The George C. Wythe Elementary School, located on 200 Claremont Ave. less than five minutes away from the new school, closed in 2010 and has remained vacant since.
During that time frame, the city’s school district used the building to store furniture for a couple years before working with the city’s planing department and asking for the community’s input about the school through meetings and an online survey.
In June 2014, the school district had the building tested for lead and asbestos and asked for applications from general contractors to take on the project.
Then in 2016, the School Board gave the building to the city. A year later, John Garland, a city councilman and developer from Roanoke, submitted an unsolicited proposal to renovate the building into 41 apartment units for multiple families.
The Hampton Redevelopment and Housing Authority approved the proposal on Sept. 24 and sent it to City Council for approval.
According to the proposal, Garland would buy the building, worth $349,800, for $10 due to the building’s deterioration, and agree to invest a minimum of $5 million to the project while preserving building’s Art deco style tiles and glazed owls. The city would agree reimburse Garland up to $1.1 million for asbestos, repairs and renovations.
On Nov. 14, City Council approved the Wythe Elementary School proposal, said Robin McCormick, the city’s communications strategist.
Council members voted unanimously, and while the meeting was open for public comment, no one showed up to speak in favor for or against the proposal.

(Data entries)
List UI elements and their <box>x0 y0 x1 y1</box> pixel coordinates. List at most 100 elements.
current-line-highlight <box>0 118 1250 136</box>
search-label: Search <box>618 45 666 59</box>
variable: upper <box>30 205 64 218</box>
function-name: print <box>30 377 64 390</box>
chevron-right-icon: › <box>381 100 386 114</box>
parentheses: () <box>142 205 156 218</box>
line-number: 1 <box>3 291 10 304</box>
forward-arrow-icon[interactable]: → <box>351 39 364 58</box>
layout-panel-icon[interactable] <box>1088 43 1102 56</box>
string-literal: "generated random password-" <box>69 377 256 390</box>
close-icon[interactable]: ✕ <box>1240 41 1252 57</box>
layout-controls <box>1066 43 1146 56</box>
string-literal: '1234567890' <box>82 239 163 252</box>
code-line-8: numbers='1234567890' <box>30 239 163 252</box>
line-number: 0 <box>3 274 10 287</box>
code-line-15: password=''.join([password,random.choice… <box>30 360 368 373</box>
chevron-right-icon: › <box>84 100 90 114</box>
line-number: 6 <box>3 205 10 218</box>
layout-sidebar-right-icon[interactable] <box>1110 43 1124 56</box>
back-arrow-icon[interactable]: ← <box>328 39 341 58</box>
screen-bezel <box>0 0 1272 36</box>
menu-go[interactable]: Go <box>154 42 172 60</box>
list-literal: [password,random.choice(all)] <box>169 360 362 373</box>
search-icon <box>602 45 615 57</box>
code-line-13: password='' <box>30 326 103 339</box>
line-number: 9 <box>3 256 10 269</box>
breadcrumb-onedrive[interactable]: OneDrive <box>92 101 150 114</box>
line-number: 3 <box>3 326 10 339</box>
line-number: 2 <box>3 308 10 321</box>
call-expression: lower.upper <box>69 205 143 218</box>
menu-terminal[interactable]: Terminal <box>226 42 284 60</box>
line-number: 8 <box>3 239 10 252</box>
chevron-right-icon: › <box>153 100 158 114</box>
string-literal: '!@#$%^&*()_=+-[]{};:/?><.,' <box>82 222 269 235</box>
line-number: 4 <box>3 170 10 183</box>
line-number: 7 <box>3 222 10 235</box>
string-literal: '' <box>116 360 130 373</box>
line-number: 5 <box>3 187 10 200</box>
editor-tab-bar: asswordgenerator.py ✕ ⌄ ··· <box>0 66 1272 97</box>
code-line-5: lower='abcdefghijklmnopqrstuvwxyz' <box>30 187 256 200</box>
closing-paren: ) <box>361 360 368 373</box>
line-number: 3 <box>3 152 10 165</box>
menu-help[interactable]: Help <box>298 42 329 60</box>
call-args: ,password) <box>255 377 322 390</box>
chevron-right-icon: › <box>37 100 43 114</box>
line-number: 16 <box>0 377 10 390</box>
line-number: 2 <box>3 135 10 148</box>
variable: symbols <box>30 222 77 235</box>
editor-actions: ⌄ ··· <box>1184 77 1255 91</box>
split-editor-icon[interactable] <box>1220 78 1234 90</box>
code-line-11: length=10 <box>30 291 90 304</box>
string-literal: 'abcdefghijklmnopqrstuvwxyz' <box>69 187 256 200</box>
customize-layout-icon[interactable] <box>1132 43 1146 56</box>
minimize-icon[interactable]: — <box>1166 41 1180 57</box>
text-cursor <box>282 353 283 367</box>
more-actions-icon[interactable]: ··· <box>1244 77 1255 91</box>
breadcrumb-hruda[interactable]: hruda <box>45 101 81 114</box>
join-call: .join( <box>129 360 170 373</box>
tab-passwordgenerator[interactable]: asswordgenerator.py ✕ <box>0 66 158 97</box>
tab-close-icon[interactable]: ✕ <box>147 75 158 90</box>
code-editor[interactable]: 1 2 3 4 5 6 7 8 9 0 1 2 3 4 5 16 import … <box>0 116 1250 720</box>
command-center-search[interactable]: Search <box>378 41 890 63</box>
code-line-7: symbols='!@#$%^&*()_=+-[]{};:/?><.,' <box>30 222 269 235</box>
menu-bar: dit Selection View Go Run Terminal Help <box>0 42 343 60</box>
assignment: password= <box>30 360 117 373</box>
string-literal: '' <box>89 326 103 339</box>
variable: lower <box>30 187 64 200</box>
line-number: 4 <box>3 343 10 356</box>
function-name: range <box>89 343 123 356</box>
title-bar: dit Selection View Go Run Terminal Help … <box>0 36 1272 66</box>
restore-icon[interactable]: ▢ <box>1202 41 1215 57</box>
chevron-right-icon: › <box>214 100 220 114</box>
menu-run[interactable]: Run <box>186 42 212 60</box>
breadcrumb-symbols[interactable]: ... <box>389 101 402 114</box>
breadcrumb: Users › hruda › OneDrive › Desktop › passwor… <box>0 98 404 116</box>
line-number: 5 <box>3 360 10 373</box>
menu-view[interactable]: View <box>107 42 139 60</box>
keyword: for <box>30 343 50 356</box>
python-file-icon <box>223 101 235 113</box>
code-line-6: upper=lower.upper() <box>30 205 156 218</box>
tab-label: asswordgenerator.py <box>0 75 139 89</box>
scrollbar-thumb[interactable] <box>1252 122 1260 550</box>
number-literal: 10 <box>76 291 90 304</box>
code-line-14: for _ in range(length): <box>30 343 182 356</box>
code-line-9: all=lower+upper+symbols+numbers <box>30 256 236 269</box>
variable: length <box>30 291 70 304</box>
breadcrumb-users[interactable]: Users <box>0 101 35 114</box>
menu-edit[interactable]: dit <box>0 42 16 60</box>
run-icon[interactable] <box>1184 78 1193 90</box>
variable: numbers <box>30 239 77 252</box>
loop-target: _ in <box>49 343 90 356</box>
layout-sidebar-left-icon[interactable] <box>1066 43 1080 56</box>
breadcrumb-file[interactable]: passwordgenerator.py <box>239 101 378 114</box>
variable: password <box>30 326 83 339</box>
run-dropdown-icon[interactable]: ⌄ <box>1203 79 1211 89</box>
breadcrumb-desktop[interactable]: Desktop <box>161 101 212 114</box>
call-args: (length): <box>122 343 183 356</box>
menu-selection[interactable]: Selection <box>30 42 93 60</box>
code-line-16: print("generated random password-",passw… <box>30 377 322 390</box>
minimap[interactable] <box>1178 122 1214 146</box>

▸ COMPLETE THE FOLLOWING
[a] Reproduce word for word the part of the passage about the Wythe Elementary School running from "The George C." to "remained vacant since.".
[b] Using the passage about the Wythe Elementary School, decide whether each statement agrees with it, answering yes or no and quoting the words that settle it: (i) The school closed in 2010. (ii) Council members were divided in their vote on the proposal. (iii) The building was tested for lead and asbestos in June 2014.
[c] List every dollar amount mentioned in the passage about the Wythe Elementary School.
The records have no connection to the passage about the Wythe Elementary School.

▸ COMPLETE ANSWERS
[a]
The George C. Wythe Elementary School, located on 200 Claremont Ave. less than five minutes away from the new school, closed in 2010 and has remained vacant since.

[b]
(i) Yes: "closed in 2010 and has remained vacant since."
(ii) No: "Council members voted unanimously"
(iii) Yes: "In June 2014, the school district had the building tested for lead and asbestos"

[c]
$349,800
$10
$5 million
$1.1 million